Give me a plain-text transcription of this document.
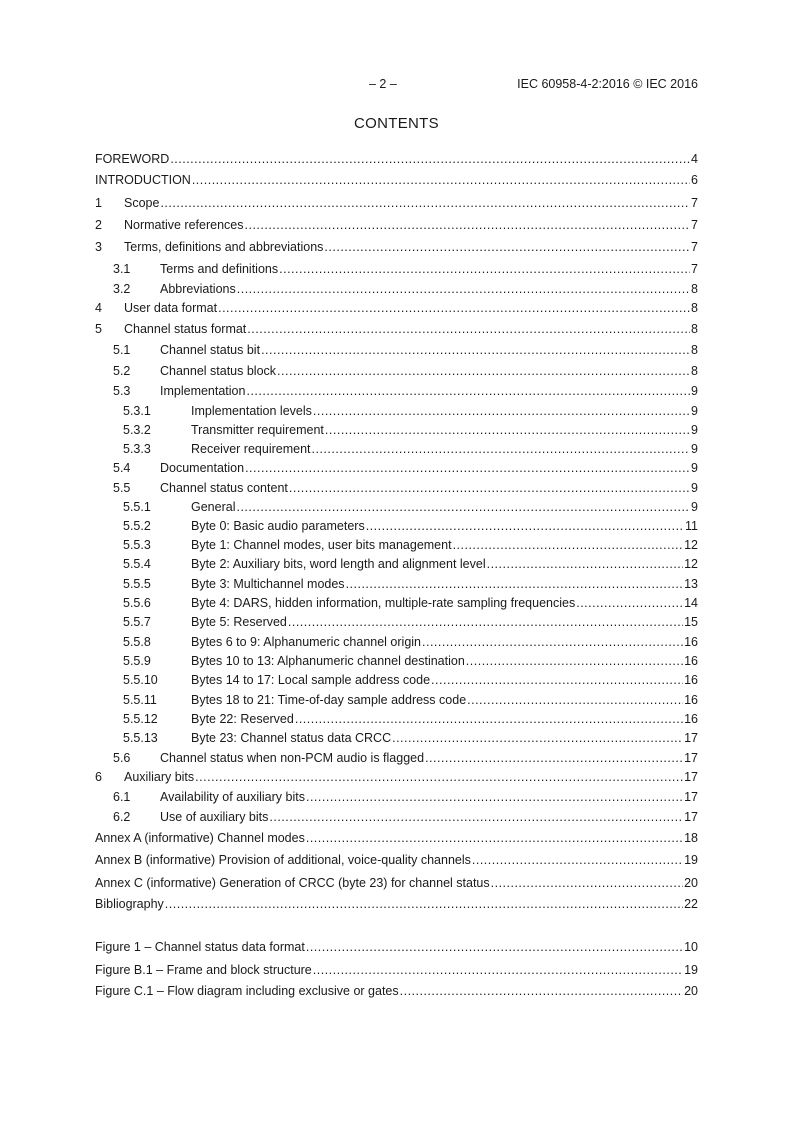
– 2 –	IEC 60958-4-2:2016 © IEC 2016
CONTENTS
FOREWORD .....	4
INTRODUCTION .....	6
1 Scope .....	7
2 Normative references .....	7
3 Terms, definitions and abbreviations .....	7
3.1 Terms and definitions .....	7
3.2 Abbreviations .....	8
4 User data format .....	8
5 Channel status format .....	8
5.1 Channel status bit .....	8
5.2 Channel status block .....	8
5.3 Implementation .....	9
5.3.1	Implementation levels .....	9
5.3.2	Transmitter requirement .....	9
5.3.3	Receiver requirement .....	9
5.4 Documentation .....	9
5.5 Channel status content .....	9
5.5.1	General .....	9
5.5.2	Byte 0: Basic audio parameters .....	11
5.5.3	Byte 1: Channel modes, user bits management .....	12
5.5.4	Byte 2: Auxiliary bits, word length and alignment level .....	12
5.5.5	Byte 3: Multichannel modes .....	13
5.5.6	Byte 4: DARS, hidden information, multiple-rate sampling frequencies .....	14
5.5.7	Byte 5: Reserved .....	15
5.5.8	Bytes 6 to 9: Alphanumeric channel origin .....	16
5.5.9	Bytes 10 to 13: Alphanumeric channel destination .....	16
5.5.10	Bytes 14 to 17: Local sample address code .....	16
5.5.11	Bytes 18 to 21: Time-of-day sample address code .....	16
5.5.12	Byte 22: Reserved .....	16
5.5.13	Byte 23: Channel status data CRCC .....	17
5.6 Channel status when non-PCM audio is flagged .....	17
6 Auxiliary bits .....	17
6.1 Availability of auxiliary bits .....	17
6.2 Use of auxiliary bits .....	17
Annex A (informative) Channel modes .....	18
Annex B (informative) Provision of additional, voice-quality channels .....	19
Annex C (informative) Generation of CRCC (byte 23) for channel status .....	20
Bibliography .....	22
Figure 1 – Channel status data format .....	10
Figure B.1 – Frame and block structure .....	19
Figure C.1 – Flow diagram including exclusive or gates .....	20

**********

WHAT THE EXERCISE ASKS: Count the lines above that contain the word "CRCC", and reply with only that number.

ANSWER TO THE PROBLEM: 2